**The request:**
Copy out all lines with the word "seiner" in them.

**Data listing:**
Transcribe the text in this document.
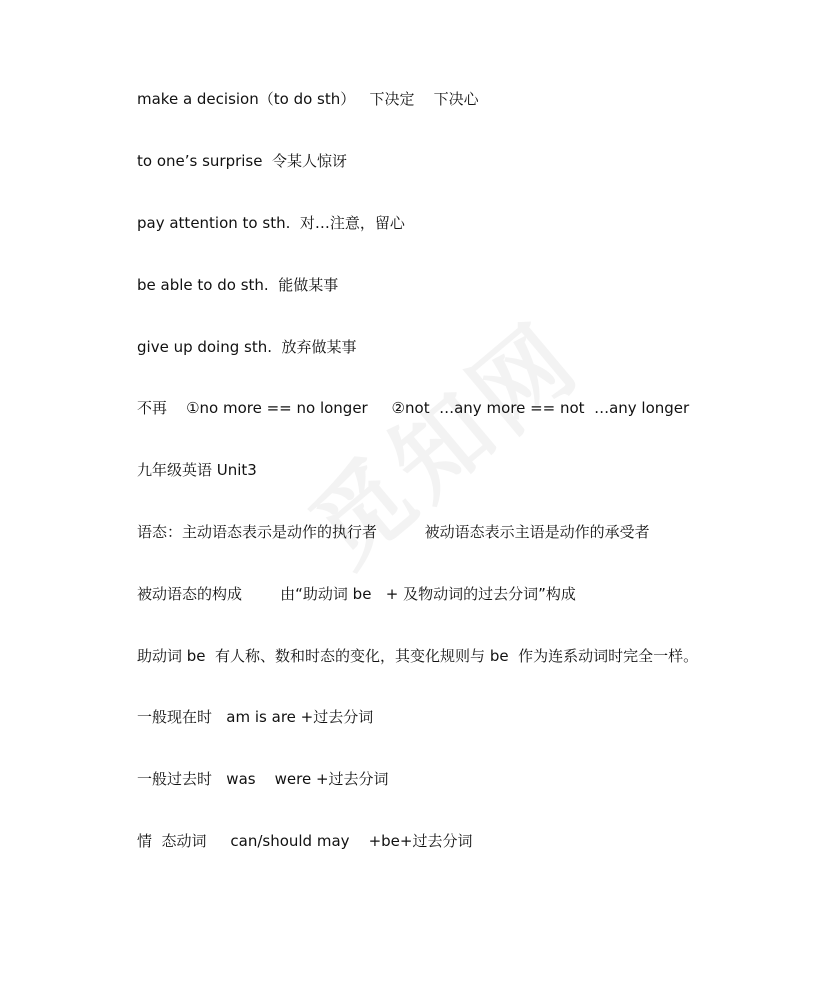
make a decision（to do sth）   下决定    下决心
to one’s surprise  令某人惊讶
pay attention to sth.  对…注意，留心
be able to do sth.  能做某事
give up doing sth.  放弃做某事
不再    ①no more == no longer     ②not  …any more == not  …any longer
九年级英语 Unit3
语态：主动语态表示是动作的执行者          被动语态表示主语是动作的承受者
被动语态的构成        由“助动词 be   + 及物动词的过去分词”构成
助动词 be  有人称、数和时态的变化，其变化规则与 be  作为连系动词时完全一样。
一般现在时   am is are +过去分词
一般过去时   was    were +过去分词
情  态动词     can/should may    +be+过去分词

---

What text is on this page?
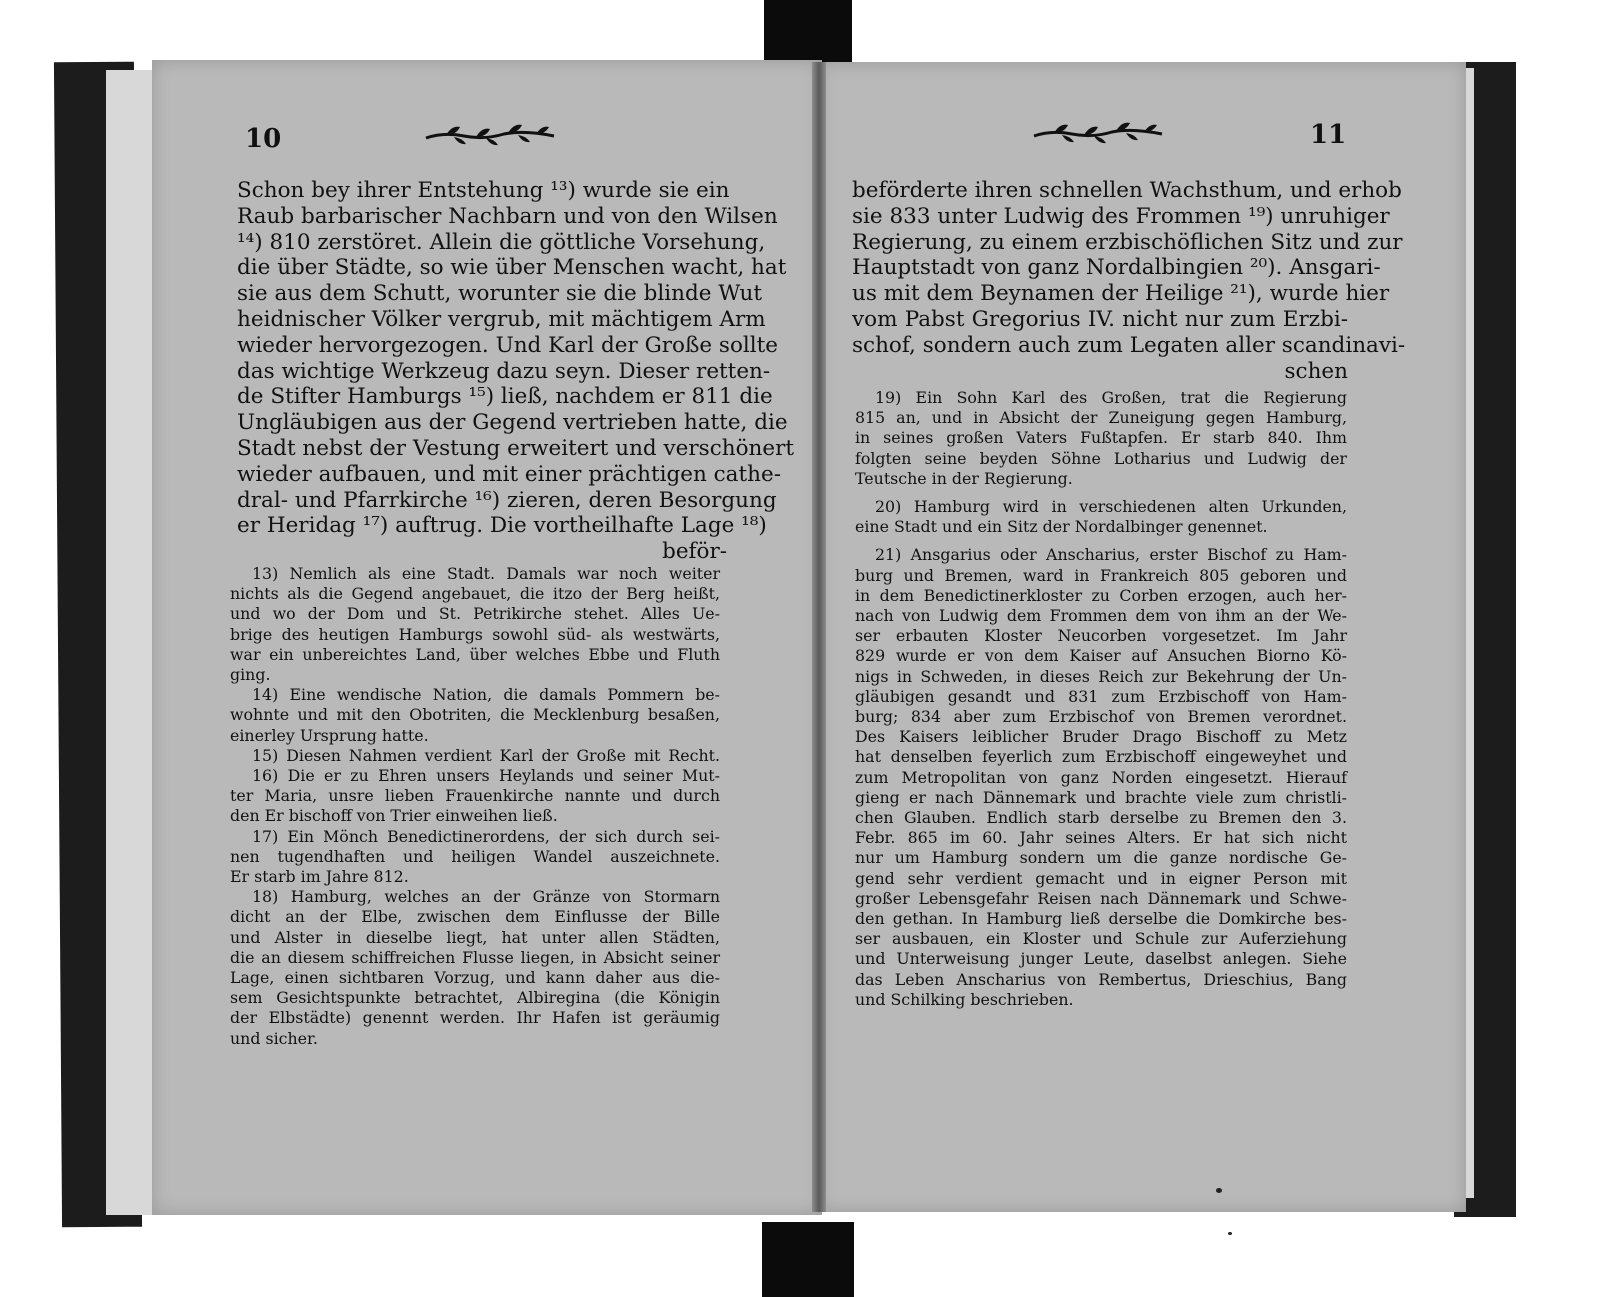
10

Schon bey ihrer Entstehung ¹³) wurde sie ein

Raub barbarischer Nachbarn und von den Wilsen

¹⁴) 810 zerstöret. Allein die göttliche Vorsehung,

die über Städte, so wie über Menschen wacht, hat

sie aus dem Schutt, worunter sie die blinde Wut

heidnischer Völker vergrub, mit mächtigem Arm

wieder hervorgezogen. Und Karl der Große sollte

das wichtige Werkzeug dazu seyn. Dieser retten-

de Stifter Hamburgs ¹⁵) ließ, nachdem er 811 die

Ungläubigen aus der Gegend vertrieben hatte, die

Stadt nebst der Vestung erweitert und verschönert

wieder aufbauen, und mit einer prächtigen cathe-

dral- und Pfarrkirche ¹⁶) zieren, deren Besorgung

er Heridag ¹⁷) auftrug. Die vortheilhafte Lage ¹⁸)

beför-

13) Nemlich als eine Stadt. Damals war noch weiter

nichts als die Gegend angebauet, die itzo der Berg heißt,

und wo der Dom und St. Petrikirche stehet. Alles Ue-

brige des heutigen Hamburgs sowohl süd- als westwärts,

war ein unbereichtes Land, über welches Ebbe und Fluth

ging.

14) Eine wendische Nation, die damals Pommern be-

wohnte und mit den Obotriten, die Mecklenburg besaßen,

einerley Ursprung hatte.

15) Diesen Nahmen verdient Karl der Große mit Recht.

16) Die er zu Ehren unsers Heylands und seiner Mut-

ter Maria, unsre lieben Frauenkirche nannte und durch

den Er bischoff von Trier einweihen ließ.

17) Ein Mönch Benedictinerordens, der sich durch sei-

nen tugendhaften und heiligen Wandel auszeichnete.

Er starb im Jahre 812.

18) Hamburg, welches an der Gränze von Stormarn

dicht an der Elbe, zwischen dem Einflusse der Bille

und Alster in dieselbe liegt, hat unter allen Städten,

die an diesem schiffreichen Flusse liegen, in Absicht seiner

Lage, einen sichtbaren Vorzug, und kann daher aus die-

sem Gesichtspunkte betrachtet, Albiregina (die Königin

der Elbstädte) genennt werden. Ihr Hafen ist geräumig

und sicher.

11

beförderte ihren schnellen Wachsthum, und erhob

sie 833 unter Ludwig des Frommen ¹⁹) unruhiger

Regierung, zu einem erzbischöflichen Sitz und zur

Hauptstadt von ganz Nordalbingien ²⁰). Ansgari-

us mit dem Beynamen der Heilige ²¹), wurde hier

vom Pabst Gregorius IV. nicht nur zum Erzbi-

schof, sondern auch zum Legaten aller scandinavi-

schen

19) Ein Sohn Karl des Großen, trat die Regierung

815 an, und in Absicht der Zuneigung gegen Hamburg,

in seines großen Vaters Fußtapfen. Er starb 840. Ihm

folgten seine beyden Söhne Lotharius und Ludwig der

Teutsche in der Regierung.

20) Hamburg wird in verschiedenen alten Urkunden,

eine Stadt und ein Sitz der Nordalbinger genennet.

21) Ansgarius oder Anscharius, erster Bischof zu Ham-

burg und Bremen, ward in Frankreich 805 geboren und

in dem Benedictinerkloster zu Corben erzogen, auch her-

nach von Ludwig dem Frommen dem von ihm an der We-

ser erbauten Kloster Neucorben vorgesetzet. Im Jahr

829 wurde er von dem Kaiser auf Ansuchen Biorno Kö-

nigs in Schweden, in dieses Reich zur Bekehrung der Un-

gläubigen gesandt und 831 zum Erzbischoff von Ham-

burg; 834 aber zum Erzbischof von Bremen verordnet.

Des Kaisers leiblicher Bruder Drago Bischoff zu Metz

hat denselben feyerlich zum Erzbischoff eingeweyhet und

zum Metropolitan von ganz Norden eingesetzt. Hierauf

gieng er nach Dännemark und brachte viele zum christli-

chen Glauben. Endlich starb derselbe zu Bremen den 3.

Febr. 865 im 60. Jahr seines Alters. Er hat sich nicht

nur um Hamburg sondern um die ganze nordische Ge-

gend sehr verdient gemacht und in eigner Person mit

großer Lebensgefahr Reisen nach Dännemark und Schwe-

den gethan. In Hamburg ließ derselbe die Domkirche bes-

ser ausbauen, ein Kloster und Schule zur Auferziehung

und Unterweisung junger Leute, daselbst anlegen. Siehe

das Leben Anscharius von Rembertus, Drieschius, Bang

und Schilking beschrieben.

**Answer for the task:**
16) Die er zu Ehren unsers Heylands und seiner Mut-
die an diesem schiffreichen Flusse liegen, in Absicht seiner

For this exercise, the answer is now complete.